JOB >> Search the material for the word "Wats" and copy each line that holds it.
=== GIVEN ENTRIES ===
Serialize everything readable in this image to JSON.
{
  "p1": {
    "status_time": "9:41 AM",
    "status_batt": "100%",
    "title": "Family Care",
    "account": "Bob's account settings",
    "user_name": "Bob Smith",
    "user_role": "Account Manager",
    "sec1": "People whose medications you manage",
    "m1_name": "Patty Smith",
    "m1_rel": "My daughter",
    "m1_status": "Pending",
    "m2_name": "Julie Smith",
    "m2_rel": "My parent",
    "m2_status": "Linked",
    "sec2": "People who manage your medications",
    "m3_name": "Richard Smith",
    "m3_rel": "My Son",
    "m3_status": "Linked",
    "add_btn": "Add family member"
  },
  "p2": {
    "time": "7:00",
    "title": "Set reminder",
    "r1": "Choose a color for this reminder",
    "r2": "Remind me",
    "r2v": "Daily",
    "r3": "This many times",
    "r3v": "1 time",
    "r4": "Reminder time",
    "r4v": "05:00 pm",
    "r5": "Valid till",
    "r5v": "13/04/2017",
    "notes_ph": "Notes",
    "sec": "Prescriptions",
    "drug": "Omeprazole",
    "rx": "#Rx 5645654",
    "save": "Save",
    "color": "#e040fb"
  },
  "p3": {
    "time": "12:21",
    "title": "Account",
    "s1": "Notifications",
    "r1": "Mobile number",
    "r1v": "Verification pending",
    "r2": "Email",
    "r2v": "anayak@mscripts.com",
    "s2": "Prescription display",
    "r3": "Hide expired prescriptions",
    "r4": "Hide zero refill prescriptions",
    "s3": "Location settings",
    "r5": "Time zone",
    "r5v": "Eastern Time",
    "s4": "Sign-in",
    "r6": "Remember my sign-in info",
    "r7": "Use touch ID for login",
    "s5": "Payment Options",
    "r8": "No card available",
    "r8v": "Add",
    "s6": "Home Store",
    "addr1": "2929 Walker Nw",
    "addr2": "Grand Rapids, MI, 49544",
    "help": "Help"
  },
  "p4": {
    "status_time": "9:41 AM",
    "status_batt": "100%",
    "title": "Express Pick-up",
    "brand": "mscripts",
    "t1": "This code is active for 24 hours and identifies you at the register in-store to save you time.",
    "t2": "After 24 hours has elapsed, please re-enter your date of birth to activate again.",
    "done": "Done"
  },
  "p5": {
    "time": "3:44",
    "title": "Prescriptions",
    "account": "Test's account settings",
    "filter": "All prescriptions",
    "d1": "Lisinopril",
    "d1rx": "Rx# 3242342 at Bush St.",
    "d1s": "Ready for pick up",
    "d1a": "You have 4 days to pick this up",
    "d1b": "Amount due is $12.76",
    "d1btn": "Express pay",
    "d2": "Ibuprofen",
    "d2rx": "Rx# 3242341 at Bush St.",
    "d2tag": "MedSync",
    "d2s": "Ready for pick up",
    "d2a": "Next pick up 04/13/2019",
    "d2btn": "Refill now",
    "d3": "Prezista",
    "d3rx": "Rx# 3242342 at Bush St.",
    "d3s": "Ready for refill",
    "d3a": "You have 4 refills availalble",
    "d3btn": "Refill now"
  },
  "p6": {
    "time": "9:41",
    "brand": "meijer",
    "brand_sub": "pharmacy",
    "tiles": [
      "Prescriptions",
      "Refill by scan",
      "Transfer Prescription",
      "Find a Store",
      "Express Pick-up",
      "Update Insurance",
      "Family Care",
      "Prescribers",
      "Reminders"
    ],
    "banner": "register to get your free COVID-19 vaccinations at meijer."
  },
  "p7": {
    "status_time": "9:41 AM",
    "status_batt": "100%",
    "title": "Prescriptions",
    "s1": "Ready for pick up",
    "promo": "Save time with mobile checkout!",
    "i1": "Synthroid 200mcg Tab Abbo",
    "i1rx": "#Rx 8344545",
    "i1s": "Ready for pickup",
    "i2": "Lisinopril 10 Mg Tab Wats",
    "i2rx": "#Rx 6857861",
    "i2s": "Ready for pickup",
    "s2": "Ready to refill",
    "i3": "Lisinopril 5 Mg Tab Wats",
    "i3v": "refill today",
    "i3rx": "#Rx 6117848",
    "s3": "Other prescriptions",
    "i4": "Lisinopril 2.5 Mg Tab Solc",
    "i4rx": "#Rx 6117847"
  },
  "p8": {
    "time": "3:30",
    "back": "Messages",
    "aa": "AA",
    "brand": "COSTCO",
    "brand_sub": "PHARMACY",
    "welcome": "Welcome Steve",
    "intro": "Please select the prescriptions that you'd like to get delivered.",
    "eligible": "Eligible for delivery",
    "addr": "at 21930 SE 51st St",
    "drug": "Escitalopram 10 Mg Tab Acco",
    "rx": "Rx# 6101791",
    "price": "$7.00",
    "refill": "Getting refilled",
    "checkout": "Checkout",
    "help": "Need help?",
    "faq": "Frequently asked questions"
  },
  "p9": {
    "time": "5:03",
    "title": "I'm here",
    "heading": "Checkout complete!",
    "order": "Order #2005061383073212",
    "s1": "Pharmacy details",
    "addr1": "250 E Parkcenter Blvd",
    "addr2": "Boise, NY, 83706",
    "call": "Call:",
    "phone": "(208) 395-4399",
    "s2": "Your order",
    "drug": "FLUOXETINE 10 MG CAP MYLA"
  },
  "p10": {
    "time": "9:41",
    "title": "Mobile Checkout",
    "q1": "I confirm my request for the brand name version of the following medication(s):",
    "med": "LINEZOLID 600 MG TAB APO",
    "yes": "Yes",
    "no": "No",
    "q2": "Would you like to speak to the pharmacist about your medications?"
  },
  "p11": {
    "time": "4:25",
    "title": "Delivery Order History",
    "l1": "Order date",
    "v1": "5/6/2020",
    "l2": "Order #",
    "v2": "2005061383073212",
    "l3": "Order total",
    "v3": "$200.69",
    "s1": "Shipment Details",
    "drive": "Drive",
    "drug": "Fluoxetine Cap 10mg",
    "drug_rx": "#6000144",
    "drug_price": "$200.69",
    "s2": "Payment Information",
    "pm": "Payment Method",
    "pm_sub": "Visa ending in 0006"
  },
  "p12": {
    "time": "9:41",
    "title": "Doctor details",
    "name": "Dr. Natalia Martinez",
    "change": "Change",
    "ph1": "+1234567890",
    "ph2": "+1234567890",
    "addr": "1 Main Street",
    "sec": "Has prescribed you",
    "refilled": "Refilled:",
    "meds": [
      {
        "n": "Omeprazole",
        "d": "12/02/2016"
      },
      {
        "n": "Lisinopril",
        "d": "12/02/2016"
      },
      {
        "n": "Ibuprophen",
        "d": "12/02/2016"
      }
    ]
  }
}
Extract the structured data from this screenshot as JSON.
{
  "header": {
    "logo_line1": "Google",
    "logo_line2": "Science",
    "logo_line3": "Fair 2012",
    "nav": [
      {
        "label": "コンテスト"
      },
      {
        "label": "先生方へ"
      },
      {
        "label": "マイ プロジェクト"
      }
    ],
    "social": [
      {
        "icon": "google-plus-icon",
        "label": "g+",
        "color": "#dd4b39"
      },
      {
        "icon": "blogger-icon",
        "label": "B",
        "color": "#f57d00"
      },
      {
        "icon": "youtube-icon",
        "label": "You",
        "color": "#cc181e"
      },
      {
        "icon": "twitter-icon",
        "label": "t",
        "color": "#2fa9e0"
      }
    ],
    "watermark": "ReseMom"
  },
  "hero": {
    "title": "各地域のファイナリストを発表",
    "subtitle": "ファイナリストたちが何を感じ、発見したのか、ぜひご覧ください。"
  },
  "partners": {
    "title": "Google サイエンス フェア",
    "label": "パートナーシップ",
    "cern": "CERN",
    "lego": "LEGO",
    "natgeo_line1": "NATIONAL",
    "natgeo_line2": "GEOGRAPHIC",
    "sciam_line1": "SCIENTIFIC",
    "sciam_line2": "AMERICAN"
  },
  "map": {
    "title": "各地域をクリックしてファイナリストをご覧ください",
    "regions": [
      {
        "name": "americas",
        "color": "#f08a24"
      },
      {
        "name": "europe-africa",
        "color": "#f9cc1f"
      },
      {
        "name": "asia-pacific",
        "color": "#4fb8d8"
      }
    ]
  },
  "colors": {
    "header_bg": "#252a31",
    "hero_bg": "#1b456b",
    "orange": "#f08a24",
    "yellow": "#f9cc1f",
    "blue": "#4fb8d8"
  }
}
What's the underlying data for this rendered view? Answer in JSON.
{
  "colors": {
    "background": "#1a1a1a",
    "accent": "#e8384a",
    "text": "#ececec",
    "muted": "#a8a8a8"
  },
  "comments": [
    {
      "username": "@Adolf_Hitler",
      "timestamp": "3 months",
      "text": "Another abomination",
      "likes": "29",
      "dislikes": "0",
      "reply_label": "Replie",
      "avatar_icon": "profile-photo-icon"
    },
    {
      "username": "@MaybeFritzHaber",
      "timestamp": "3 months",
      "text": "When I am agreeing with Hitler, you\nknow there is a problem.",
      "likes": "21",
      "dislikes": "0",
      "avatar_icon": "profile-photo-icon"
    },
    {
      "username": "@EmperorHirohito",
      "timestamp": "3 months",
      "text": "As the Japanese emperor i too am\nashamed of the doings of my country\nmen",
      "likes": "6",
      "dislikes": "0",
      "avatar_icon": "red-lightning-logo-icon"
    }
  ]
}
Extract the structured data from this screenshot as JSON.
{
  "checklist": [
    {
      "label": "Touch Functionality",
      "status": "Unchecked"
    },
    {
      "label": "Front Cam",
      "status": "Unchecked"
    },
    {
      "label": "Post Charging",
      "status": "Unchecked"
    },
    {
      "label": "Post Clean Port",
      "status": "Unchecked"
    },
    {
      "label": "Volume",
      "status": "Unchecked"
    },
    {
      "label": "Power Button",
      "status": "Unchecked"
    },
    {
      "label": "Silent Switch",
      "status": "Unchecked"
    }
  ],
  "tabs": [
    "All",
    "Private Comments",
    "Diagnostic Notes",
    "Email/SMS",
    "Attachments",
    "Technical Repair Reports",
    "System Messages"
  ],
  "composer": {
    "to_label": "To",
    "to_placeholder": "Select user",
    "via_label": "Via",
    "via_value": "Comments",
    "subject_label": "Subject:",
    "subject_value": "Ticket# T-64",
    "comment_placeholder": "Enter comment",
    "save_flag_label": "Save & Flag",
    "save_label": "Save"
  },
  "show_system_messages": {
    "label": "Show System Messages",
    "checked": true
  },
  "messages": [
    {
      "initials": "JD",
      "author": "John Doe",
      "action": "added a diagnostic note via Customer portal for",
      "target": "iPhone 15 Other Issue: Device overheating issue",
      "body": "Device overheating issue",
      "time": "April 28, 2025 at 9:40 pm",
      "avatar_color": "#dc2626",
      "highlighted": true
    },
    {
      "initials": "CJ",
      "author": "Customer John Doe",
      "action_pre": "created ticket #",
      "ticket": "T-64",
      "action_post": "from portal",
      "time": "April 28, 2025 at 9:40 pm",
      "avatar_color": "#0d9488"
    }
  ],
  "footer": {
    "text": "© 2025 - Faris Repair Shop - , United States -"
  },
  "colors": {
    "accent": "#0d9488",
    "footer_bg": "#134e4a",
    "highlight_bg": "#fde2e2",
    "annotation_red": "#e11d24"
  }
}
===
WRITTEN ANSWER >>
    "i2": "Lisinopril 10 Mg Tab Wats",
    "i3": "Lisinopril 5 Mg Tab Wats",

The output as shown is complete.